Task prompt: Copy out all lines in the data below containing the string "BAND".

Supplied records:
________

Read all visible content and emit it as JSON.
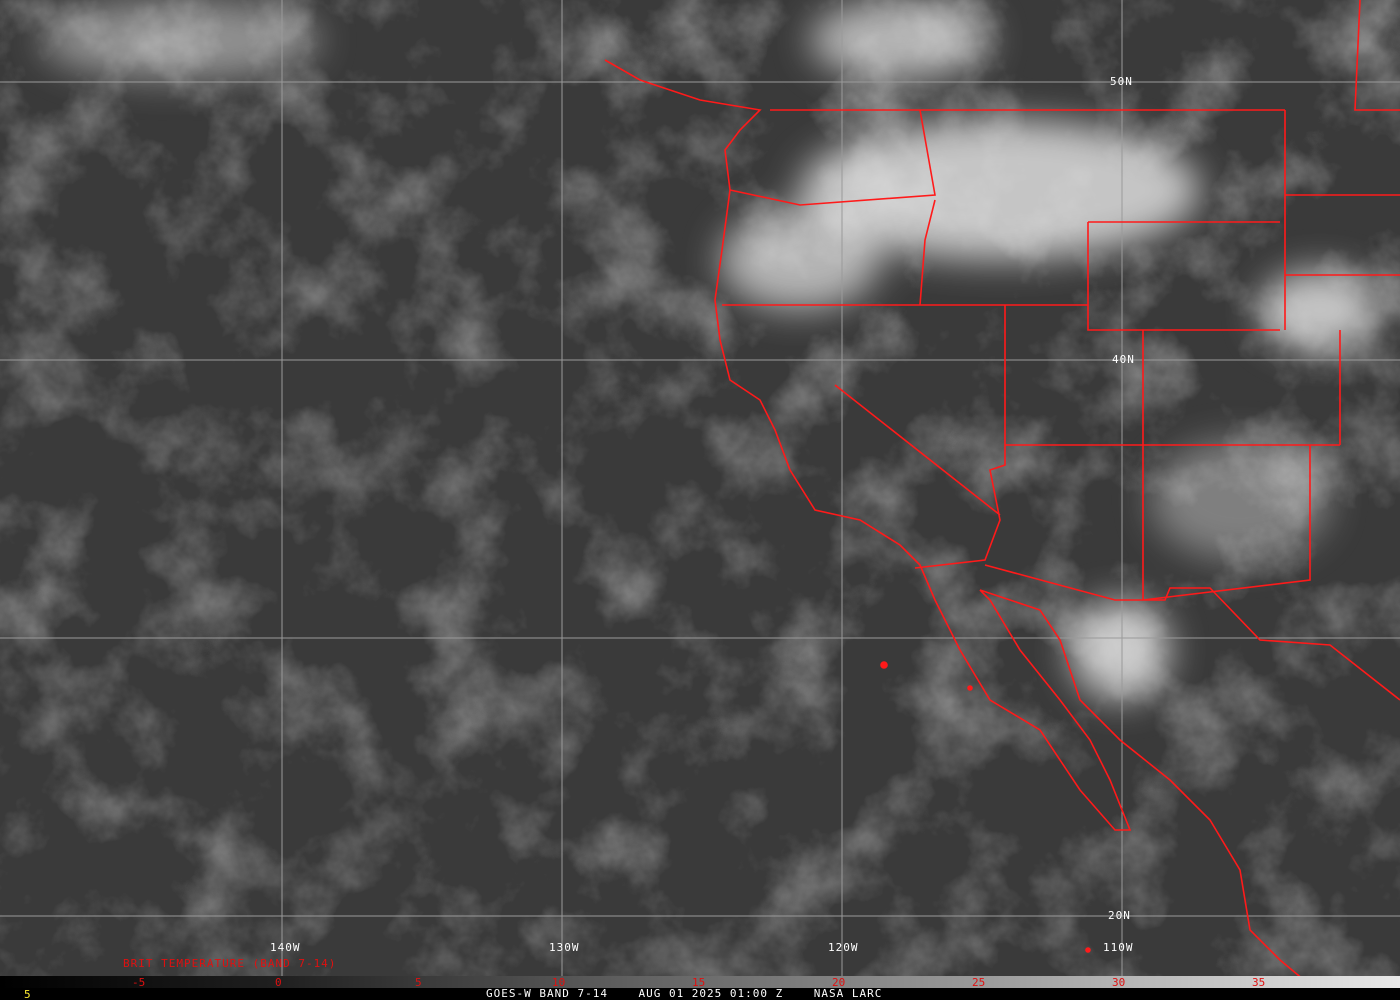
{
  "product": {
    "caption": "GOES-W BAND 7-14    AUG 01 2025 01:00 Z    NASA LARC",
    "frame_number": "5"
  },
  "colorbar": {
    "title": "BRIT TEMPERATURE (BAND 7-14)",
    "ticks": [
      "-5",
      "0",
      "5",
      "10",
      "15",
      "20",
      "25",
      "30",
      "35"
    ],
    "color": "#e01010"
  },
  "graticule": {
    "longitudes": [
      "140W",
      "130W",
      "120W",
      "110W"
    ],
    "latitudes": [
      "50N",
      "40N",
      "20N"
    ]
  },
  "colors": {
    "borders": "#ff1a1a",
    "grid": "#9a9a9a",
    "labels": "#ffffff"
  }
}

________

Result:
    "caption": "GOES-W BAND 7-14    AUG 01 2025 01:00 Z    NASA LARC",
    "title": "BRIT TEMPERATURE (BAND 7-14)",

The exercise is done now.